**Labeled region entries:**
-*-*-

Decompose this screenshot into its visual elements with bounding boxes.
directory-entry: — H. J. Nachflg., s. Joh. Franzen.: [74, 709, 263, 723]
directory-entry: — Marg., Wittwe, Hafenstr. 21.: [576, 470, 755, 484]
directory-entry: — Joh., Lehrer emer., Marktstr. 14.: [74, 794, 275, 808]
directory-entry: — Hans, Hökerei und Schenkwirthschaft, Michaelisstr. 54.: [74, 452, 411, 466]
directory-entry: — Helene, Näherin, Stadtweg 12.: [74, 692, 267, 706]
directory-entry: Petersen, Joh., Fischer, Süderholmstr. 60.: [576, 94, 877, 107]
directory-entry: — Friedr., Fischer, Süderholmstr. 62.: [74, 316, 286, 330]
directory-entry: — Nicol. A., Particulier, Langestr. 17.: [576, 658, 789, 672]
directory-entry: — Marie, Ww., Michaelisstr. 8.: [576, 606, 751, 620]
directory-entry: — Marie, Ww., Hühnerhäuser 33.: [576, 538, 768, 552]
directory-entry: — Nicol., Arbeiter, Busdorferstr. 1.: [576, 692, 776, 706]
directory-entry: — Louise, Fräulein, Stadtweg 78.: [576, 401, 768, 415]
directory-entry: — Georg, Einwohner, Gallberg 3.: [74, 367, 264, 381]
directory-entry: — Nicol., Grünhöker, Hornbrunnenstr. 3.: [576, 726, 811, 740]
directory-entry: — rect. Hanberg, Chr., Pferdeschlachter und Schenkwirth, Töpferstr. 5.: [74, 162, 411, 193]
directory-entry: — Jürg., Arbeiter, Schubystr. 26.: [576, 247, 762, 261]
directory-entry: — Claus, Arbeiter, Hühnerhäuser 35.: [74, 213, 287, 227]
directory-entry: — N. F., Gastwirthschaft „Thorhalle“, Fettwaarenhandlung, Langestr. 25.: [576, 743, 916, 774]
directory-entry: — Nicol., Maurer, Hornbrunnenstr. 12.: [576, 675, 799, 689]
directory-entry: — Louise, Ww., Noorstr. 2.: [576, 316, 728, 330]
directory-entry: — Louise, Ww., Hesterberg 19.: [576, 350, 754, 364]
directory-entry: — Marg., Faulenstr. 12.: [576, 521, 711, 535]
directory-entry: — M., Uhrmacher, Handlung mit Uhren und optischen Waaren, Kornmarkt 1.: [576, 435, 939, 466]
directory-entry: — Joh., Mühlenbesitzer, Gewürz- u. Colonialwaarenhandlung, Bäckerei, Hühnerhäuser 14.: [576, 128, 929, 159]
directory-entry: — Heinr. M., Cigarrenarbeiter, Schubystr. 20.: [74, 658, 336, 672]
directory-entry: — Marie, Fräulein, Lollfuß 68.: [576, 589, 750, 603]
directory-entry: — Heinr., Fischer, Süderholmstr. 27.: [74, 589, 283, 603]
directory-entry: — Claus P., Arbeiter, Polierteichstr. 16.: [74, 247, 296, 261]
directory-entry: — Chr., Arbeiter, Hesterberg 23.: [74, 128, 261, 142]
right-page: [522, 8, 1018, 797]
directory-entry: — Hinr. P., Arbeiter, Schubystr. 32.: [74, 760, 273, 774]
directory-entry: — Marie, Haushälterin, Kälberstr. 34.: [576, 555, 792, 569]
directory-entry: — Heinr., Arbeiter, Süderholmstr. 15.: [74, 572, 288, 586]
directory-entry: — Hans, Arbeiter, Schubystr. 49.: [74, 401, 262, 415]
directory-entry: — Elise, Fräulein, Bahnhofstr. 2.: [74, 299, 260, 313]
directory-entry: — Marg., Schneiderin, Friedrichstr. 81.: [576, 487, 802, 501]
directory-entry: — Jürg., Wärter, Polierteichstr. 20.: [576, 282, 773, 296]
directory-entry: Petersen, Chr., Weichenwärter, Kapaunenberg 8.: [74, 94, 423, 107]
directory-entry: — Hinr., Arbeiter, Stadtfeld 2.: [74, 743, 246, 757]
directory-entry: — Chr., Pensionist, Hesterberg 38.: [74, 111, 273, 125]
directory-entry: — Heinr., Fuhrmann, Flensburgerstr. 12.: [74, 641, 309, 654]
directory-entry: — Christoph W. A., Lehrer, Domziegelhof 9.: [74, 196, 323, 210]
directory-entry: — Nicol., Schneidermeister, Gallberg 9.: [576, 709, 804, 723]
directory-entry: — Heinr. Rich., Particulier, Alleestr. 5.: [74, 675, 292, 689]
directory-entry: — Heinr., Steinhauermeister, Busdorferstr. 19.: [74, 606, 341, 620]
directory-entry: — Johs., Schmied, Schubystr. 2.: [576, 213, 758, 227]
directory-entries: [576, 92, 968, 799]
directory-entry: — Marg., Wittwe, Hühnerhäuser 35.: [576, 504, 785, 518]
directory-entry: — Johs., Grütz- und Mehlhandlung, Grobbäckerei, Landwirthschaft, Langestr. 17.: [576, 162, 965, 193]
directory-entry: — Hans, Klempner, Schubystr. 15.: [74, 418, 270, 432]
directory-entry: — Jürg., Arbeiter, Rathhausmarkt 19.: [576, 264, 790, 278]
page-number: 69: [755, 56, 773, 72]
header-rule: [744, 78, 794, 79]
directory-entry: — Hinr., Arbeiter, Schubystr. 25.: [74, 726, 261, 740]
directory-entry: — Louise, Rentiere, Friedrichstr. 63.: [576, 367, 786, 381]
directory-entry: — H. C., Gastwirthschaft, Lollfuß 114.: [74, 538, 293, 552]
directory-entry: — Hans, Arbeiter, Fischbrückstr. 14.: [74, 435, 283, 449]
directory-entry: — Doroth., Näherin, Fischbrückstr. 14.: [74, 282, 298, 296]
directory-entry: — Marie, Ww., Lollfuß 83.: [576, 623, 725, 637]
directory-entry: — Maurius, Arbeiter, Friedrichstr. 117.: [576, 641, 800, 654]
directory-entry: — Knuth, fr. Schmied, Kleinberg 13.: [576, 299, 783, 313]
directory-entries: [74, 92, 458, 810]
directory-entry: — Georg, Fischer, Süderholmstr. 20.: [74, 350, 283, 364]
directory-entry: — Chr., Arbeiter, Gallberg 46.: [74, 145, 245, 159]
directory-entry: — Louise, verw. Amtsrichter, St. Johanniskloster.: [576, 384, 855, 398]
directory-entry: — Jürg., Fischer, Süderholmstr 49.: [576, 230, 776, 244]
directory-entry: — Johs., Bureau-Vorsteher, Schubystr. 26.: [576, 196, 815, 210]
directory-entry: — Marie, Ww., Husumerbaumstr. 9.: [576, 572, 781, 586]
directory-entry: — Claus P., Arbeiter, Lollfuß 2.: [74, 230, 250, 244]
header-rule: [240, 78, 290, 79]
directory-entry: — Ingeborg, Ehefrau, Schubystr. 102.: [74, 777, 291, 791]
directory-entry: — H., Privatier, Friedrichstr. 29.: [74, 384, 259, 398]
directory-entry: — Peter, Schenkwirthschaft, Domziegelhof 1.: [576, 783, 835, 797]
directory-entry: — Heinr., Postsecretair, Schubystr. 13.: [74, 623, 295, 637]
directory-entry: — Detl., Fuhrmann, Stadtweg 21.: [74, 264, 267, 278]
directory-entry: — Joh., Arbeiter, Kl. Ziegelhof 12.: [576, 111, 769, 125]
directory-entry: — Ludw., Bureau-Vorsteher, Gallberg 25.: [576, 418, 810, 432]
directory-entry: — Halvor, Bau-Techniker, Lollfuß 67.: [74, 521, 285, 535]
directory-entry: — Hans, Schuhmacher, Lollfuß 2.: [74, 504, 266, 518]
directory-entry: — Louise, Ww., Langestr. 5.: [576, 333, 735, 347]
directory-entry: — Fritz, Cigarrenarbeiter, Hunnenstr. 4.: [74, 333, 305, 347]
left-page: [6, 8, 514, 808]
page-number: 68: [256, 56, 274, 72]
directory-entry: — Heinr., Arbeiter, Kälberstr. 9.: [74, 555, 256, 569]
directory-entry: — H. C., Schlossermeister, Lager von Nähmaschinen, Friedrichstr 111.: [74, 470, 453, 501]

-*-*-

**WRITTEN REQUEST:**
Pull out each line of the records that contains the string "Näherin" and copy those lines unchanged.

**WORKED SOLUTION:**
directory-entry: — Helene, Näherin, Stadtweg 12.: [74, 692, 267, 706]
directory-entry: — Doroth., Näherin, Fischbrückstr. 14.: [74, 282, 298, 296]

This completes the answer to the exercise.